- **Task description**
Each record is to be transcribed exactly.

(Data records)
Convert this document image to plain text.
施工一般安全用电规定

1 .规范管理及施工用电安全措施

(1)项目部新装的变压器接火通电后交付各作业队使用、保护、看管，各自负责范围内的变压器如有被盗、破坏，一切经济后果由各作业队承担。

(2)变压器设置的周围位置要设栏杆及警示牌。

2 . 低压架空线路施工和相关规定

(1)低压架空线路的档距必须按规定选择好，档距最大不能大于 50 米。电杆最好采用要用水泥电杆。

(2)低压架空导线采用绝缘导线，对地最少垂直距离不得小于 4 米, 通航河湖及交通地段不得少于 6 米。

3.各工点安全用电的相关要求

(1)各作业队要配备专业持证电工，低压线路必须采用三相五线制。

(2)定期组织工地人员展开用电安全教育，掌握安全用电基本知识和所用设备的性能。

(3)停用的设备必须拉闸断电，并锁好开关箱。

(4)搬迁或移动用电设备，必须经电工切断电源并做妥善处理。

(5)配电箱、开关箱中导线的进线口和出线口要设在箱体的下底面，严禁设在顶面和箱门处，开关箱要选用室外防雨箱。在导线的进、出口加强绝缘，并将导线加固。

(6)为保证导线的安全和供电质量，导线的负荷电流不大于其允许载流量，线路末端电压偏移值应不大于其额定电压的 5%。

- **Response to the task**
Convert this document image to plain text.
施工一般安全用电规定

1 .规范管理及施工用电安全措施

(1)项目部新装的变压器接火通电后交付各作业队使用、保护、看管，各自负责范围内的变压器如有被盗、破坏，一切经济后果由各作业队承担。

(2)变压器设置的周围位置要设栏杆及警示牌。

2 . 低压架空线路施工和相关规定

(1)低压架空线路的档距必须按规定选择好，档距最大不能大于 50 米。电杆最好采用要用水泥电杆。

(2)低压架空导线采用绝缘导线，对地最少垂直距离不得小于 4 米, 通航河湖及交通地段不得少于 6 米。

3.各工点安全用电的相关要求

(1)各作业队要配备专业持证电工，低压线路必须采用三相五线制。

(2)定期组织工地人员展开用电安全教育，掌握安全用电基本知识和所用设备的性能。

(3)停用的设备必须拉闸断电，并锁好开关箱。

(4)搬迁或移动用电设备，必须经电工切断电源并做妥善处理。

(5)配电箱、开关箱中导线的进线口和出线口要设在箱体的下底面，严禁设在顶面和箱门处，开关箱要选用室外防雨箱。在导线的进、出口加强绝缘，并将导线加固。

(6)为保证导线的安全和供电质量，导线的负荷电流不大于其允许载流量，线路末端电压偏移值应不大于其额定电压的 5%。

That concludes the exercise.